Search the material for "resistance" and show all lines that contain it.

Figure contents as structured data
################

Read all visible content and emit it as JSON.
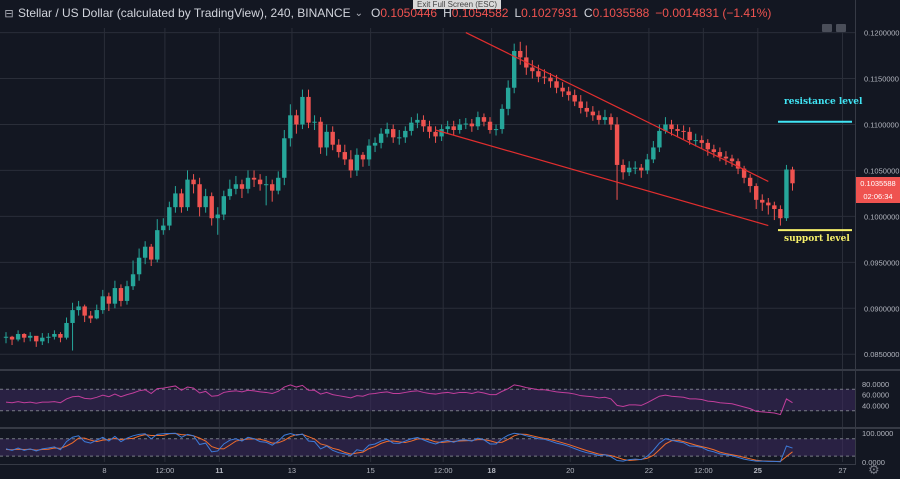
{
  "header": {
    "collapse_glyph": "⊟",
    "title": "Stellar / US Dollar (calculated by TradingView), 240, BINANCE",
    "caret": "⌄",
    "open_label": "O",
    "open": "0.1050446",
    "high_label": "H",
    "high": "0.1054582",
    "low_label": "L",
    "low": "0.1027931",
    "close_label": "C",
    "close": "0.1035588",
    "change": "−0.0014831 (−1.41%)",
    "tooltip": "Exit Full Screen (ESC)"
  },
  "last_price": {
    "value": "0.1035588",
    "countdown": "02:06:34",
    "color": "#ef5350"
  },
  "annotations": {
    "resistance": {
      "label": "resistance level",
      "color": "#41e5f5"
    },
    "support": {
      "label": "support level",
      "color": "#f6f06a"
    }
  },
  "icons": {
    "settings": "gear-icon",
    "collapse": "minus-square-icon"
  },
  "colors": {
    "background": "#131722",
    "grid": "#2a2e39",
    "up": "#26a69a",
    "down": "#ef5350",
    "trendline": "#e22e2e",
    "rsi": "#c23e9c",
    "stoch_k": "#3d7bd9",
    "stoch_d": "#ef6c2c",
    "band": "#3c2a5f"
  },
  "chart_data": [
    {
      "type": "candlestick",
      "symbol": "XLMUSD",
      "interval": "240",
      "ylim": [
        0.0835,
        0.1205
      ],
      "yticks": [
        "0.1200000",
        "0.1150000",
        "0.1100000",
        "0.1050000",
        "0.1000000",
        "0.0950000",
        "0.0900000",
        "0.0850000"
      ],
      "xticks": [
        "8",
        "12:00",
        "11",
        "13",
        "15",
        "12:00",
        "18",
        "20",
        "22",
        "12:00",
        "25",
        "27"
      ],
      "xticks_bold": [
        "11",
        "18",
        "25"
      ],
      "close": [
        0.0869,
        0.0866,
        0.0872,
        0.0868,
        0.087,
        0.0864,
        0.0868,
        0.0869,
        0.0872,
        0.0868,
        0.0884,
        0.0898,
        0.0902,
        0.0892,
        0.0889,
        0.0898,
        0.0913,
        0.0905,
        0.0922,
        0.0908,
        0.0924,
        0.0937,
        0.0955,
        0.0967,
        0.0953,
        0.0985,
        0.099,
        0.101,
        0.1025,
        0.101,
        0.104,
        0.1035,
        0.101,
        0.1022,
        0.0998,
        0.1002,
        0.1022,
        0.103,
        0.1035,
        0.103,
        0.1042,
        0.104,
        0.1035,
        0.1035,
        0.1028,
        0.1042,
        0.1085,
        0.111,
        0.11,
        0.113,
        0.1102,
        0.1103,
        0.1075,
        0.1092,
        0.1078,
        0.107,
        0.1062,
        0.105,
        0.1067,
        0.1062,
        0.1077,
        0.108,
        0.109,
        0.1095,
        0.1086,
        0.1086,
        0.1093,
        0.1102,
        0.1105,
        0.1098,
        0.1092,
        0.1087,
        0.1095,
        0.1098,
        0.1094,
        0.11,
        0.1101,
        0.1098,
        0.1108,
        0.1103,
        0.1094,
        0.1095,
        0.1117,
        0.114,
        0.118,
        0.1173,
        0.1162,
        0.1158,
        0.1152,
        0.1151,
        0.1147,
        0.114,
        0.1136,
        0.1132,
        0.1125,
        0.1118,
        0.1114,
        0.111,
        0.1105,
        0.1108,
        0.11,
        0.1056,
        0.1048,
        0.1053,
        0.1053,
        0.105,
        0.1062,
        0.1075,
        0.1093,
        0.11,
        0.1095,
        0.1093,
        0.1092,
        0.1083,
        0.1083,
        0.108,
        0.1073,
        0.107,
        0.1065,
        0.1063,
        0.106,
        0.1052,
        0.1042,
        0.1033,
        0.1018,
        0.1015,
        0.1012,
        0.1008,
        0.0998,
        0.1051,
        0.1036
      ],
      "high": [
        0.0874,
        0.087,
        0.0876,
        0.0873,
        0.0874,
        0.0869,
        0.0873,
        0.0873,
        0.0876,
        0.0874,
        0.089,
        0.0906,
        0.0908,
        0.0904,
        0.0897,
        0.0904,
        0.092,
        0.0917,
        0.093,
        0.0926,
        0.093,
        0.0952,
        0.0965,
        0.0973,
        0.097,
        0.0997,
        0.0998,
        0.1016,
        0.1033,
        0.103,
        0.105,
        0.1046,
        0.1042,
        0.103,
        0.1026,
        0.101,
        0.1028,
        0.104,
        0.1044,
        0.104,
        0.105,
        0.105,
        0.1046,
        0.1044,
        0.104,
        0.1049,
        0.1094,
        0.1122,
        0.1116,
        0.1138,
        0.1138,
        0.111,
        0.1108,
        0.11,
        0.1098,
        0.1084,
        0.1078,
        0.1072,
        0.1074,
        0.107,
        0.1084,
        0.1086,
        0.1096,
        0.1102,
        0.11,
        0.1094,
        0.1098,
        0.1108,
        0.1112,
        0.111,
        0.1104,
        0.1098,
        0.11,
        0.1104,
        0.1104,
        0.1106,
        0.1107,
        0.1106,
        0.1114,
        0.1112,
        0.1108,
        0.11,
        0.1122,
        0.1148,
        0.1188,
        0.119,
        0.1186,
        0.117,
        0.1165,
        0.116,
        0.1156,
        0.1154,
        0.1146,
        0.1141,
        0.1138,
        0.1132,
        0.1125,
        0.112,
        0.1115,
        0.1116,
        0.1112,
        0.1108,
        0.1062,
        0.106,
        0.106,
        0.1057,
        0.1068,
        0.1082,
        0.11,
        0.1108,
        0.1105,
        0.11,
        0.1099,
        0.1097,
        0.109,
        0.1088,
        0.1084,
        0.1078,
        0.1075,
        0.1071,
        0.1067,
        0.1063,
        0.1055,
        0.1046,
        0.1036,
        0.1024,
        0.102,
        0.1016,
        0.1012,
        0.1056,
        0.1054
      ],
      "low": [
        0.0862,
        0.086,
        0.0864,
        0.0863,
        0.0864,
        0.0858,
        0.086,
        0.0862,
        0.0866,
        0.0863,
        0.0866,
        0.0854,
        0.0892,
        0.0885,
        0.0884,
        0.0888,
        0.0894,
        0.0897,
        0.09,
        0.0902,
        0.0904,
        0.092,
        0.093,
        0.0948,
        0.0946,
        0.095,
        0.098,
        0.0985,
        0.1004,
        0.1004,
        0.1006,
        0.1025,
        0.1,
        0.1004,
        0.099,
        0.098,
        0.0996,
        0.1018,
        0.1024,
        0.102,
        0.1025,
        0.1032,
        0.1028,
        0.1012,
        0.1016,
        0.1024,
        0.1034,
        0.1076,
        0.109,
        0.1095,
        0.1096,
        0.1094,
        0.1068,
        0.1066,
        0.1072,
        0.1064,
        0.1056,
        0.1042,
        0.1044,
        0.1054,
        0.1055,
        0.107,
        0.1074,
        0.1086,
        0.108,
        0.1078,
        0.108,
        0.1088,
        0.1096,
        0.1092,
        0.1085,
        0.108,
        0.1082,
        0.109,
        0.1088,
        0.109,
        0.1095,
        0.1092,
        0.1094,
        0.1098,
        0.109,
        0.1088,
        0.109,
        0.111,
        0.1134,
        0.1165,
        0.1154,
        0.115,
        0.1146,
        0.1144,
        0.114,
        0.1134,
        0.113,
        0.1126,
        0.112,
        0.1112,
        0.1108,
        0.1104,
        0.11,
        0.11,
        0.1094,
        0.1018,
        0.104,
        0.1044,
        0.1046,
        0.1042,
        0.1046,
        0.1058,
        0.107,
        0.109,
        0.1088,
        0.1086,
        0.1084,
        0.1078,
        0.1076,
        0.1074,
        0.1066,
        0.1064,
        0.106,
        0.1056,
        0.1054,
        0.1046,
        0.1036,
        0.1026,
        0.1008,
        0.1006,
        0.1002,
        0.0996,
        0.099,
        0.0995,
        0.1028
      ]
    },
    {
      "type": "line",
      "name": "RSI",
      "ylim": [
        0,
        100
      ],
      "yticks": [
        "80.0000",
        "60.0000",
        "40.0000"
      ],
      "bands": [
        30,
        70
      ],
      "values": [
        46,
        45,
        47,
        45,
        46,
        44,
        46,
        46,
        47,
        45,
        52,
        56,
        57,
        53,
        52,
        55,
        59,
        56,
        61,
        56,
        60,
        63,
        67,
        69,
        62,
        71,
        72,
        74,
        76,
        68,
        74,
        72,
        63,
        66,
        57,
        58,
        64,
        66,
        67,
        65,
        68,
        67,
        65,
        64,
        62,
        66,
        74,
        78,
        74,
        77,
        68,
        68,
        61,
        64,
        60,
        58,
        56,
        54,
        58,
        57,
        61,
        62,
        64,
        65,
        62,
        62,
        64,
        66,
        67,
        64,
        62,
        61,
        63,
        64,
        62,
        64,
        64,
        62,
        65,
        63,
        60,
        60,
        66,
        71,
        78,
        76,
        73,
        71,
        69,
        69,
        67,
        65,
        64,
        63,
        61,
        58,
        57,
        56,
        54,
        55,
        52,
        40,
        38,
        41,
        41,
        40,
        45,
        51,
        57,
        59,
        57,
        56,
        55,
        52,
        52,
        51,
        48,
        47,
        45,
        44,
        43,
        40,
        37,
        34,
        29,
        28,
        27,
        26,
        23,
        52,
        45
      ]
    },
    {
      "type": "line",
      "name": "Stoch",
      "ylim": [
        0,
        110
      ],
      "yticks": [
        "100.0000",
        "0.0000"
      ],
      "bands": [
        20,
        80
      ],
      "k": [
        45,
        40,
        48,
        40,
        45,
        38,
        45,
        48,
        52,
        42,
        70,
        85,
        90,
        70,
        65,
        75,
        85,
        72,
        88,
        70,
        82,
        90,
        95,
        97,
        80,
        95,
        97,
        98,
        99,
        85,
        95,
        90,
        60,
        65,
        35,
        38,
        62,
        75,
        80,
        72,
        85,
        80,
        70,
        68,
        58,
        72,
        92,
        98,
        92,
        96,
        72,
        70,
        45,
        55,
        40,
        32,
        28,
        22,
        42,
        38,
        58,
        62,
        72,
        78,
        65,
        64,
        72,
        80,
        84,
        76,
        68,
        62,
        70,
        74,
        68,
        75,
        76,
        72,
        82,
        76,
        62,
        62,
        80,
        92,
        99,
        96,
        90,
        85,
        80,
        78,
        72,
        65,
        60,
        54,
        46,
        38,
        32,
        28,
        22,
        25,
        18,
        5,
        3,
        8,
        10,
        8,
        20,
        40,
        65,
        80,
        75,
        70,
        66,
        55,
        54,
        50,
        40,
        35,
        28,
        25,
        22,
        16,
        10,
        6,
        3,
        3,
        2,
        2,
        1,
        55,
        48
      ],
      "d": [
        43,
        42,
        44,
        43,
        44,
        41,
        43,
        44,
        48,
        47,
        55,
        66,
        82,
        82,
        75,
        70,
        75,
        77,
        81,
        77,
        80,
        81,
        89,
        94,
        91,
        91,
        91,
        97,
        98,
        94,
        93,
        90,
        82,
        72,
        53,
        46,
        45,
        58,
        72,
        76,
        79,
        79,
        78,
        73,
        65,
        66,
        74,
        87,
        94,
        95,
        87,
        79,
        62,
        57,
        47,
        42,
        33,
        27,
        31,
        34,
        46,
        53,
        64,
        71,
        72,
        69,
        67,
        72,
        79,
        80,
        76,
        69,
        67,
        69,
        71,
        72,
        73,
        74,
        77,
        77,
        73,
        67,
        68,
        78,
        90,
        96,
        95,
        90,
        85,
        81,
        77,
        72,
        66,
        60,
        53,
        46,
        39,
        33,
        27,
        25,
        22,
        16,
        9,
        5,
        7,
        9,
        13,
        23,
        42,
        62,
        73,
        75,
        70,
        64,
        58,
        53,
        48,
        42,
        34,
        29,
        25,
        21,
        16,
        11,
        6,
        4,
        3,
        2,
        2,
        19,
        35
      ]
    }
  ]
}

################

(Solution for this task):
    "resistance": {
      "label": "resistance level",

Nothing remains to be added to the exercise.